Begin
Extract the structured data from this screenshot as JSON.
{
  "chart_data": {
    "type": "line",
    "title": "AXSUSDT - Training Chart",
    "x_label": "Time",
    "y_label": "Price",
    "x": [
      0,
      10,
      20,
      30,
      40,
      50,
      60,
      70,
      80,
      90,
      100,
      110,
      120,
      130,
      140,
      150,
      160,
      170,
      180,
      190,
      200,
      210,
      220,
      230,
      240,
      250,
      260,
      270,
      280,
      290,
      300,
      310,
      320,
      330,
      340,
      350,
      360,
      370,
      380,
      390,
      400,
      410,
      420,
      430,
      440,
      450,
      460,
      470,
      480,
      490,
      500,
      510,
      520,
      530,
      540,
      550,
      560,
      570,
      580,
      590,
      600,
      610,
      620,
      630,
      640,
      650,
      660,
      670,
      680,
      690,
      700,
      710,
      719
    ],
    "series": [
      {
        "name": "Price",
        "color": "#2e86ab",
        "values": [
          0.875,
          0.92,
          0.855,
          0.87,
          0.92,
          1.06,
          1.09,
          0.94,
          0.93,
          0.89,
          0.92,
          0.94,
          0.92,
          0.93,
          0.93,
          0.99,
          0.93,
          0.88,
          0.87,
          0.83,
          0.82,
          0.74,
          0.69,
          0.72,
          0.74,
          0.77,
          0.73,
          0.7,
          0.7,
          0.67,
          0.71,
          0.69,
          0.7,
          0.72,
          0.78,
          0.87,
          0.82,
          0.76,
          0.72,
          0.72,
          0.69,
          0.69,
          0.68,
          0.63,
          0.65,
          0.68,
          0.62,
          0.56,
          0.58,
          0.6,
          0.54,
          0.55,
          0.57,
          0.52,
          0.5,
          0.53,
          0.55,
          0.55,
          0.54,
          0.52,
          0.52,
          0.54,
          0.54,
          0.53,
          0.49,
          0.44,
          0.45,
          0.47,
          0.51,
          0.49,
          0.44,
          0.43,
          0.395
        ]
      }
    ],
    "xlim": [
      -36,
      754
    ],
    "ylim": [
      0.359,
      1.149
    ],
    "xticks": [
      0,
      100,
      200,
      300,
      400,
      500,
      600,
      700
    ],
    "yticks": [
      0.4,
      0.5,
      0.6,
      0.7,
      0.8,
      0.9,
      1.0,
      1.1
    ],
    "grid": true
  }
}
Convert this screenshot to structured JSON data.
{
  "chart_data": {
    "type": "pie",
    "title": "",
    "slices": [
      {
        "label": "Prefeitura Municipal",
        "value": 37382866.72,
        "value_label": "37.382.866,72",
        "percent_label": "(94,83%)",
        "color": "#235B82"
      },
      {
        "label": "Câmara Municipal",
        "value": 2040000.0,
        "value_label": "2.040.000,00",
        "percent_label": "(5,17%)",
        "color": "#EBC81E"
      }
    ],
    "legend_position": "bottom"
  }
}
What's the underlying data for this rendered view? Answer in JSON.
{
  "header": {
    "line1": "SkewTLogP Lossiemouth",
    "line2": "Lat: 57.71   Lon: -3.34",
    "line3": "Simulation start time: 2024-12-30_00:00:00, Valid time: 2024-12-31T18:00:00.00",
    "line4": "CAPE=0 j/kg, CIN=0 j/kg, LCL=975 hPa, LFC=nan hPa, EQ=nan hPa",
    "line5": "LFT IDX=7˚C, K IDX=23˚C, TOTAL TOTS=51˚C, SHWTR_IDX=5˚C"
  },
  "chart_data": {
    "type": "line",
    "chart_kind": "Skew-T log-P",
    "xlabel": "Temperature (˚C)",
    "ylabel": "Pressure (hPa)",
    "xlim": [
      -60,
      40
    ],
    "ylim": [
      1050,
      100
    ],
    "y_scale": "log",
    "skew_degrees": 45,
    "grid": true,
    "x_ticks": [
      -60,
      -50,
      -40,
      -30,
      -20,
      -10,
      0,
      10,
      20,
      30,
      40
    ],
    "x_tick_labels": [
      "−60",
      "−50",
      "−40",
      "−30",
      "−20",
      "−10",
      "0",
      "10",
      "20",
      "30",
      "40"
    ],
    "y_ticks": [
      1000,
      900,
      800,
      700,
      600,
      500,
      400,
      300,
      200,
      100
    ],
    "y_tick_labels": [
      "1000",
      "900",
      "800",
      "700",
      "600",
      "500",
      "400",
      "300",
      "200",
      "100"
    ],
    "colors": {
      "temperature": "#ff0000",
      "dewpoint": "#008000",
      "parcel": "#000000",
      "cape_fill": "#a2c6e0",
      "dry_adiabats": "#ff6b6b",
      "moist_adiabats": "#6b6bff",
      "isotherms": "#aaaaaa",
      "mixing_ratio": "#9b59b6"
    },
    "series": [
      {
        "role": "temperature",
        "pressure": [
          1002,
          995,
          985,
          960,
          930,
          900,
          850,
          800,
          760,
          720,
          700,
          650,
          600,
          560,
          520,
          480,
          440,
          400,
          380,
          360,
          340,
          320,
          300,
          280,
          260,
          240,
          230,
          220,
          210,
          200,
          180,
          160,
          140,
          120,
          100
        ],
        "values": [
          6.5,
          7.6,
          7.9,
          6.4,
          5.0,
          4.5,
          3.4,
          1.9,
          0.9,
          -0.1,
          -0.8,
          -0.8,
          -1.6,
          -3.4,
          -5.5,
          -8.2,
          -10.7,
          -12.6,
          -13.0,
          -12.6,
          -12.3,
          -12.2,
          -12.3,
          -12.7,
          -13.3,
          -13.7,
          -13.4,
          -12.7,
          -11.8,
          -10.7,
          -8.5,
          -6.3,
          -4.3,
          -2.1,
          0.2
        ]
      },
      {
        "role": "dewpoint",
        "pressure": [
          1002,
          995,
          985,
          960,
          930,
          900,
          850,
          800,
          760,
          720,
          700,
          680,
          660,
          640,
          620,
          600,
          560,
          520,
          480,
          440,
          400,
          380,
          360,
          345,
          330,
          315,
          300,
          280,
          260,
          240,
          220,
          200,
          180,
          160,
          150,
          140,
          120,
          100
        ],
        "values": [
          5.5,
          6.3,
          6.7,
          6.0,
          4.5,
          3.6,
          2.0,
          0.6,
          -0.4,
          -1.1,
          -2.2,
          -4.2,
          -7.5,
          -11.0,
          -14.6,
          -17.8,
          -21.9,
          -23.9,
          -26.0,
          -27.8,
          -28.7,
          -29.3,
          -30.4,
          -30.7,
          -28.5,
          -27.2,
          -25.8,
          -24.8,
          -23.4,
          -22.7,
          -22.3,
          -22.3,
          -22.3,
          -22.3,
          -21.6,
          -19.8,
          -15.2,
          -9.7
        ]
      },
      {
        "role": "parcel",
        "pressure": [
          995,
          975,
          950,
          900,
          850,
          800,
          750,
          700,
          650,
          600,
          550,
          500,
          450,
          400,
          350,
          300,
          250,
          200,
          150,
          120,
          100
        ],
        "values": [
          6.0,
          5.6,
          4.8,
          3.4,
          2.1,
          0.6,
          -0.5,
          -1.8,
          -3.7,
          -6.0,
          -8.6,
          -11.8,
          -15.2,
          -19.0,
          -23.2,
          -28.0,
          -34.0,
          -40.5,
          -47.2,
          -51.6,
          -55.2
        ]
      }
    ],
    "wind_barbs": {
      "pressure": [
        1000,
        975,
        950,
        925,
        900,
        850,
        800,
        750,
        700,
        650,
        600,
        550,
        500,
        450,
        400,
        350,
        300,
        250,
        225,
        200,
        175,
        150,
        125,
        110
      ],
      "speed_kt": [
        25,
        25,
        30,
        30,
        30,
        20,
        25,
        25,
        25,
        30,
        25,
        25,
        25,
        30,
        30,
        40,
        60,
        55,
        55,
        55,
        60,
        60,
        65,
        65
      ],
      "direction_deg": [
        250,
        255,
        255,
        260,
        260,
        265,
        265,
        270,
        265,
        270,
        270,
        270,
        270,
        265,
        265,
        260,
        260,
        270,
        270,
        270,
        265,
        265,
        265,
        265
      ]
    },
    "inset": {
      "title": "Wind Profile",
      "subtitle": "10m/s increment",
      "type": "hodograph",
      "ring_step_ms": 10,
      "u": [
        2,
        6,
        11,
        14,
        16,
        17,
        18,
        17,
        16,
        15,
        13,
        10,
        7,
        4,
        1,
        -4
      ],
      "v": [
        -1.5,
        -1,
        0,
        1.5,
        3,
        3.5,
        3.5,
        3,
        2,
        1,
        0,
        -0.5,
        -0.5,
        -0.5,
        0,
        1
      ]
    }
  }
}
End
WORK TO DO: Look through the material above and work out how many of its lines contain "screenshot". State the number only.

TASK SOLUTION: 2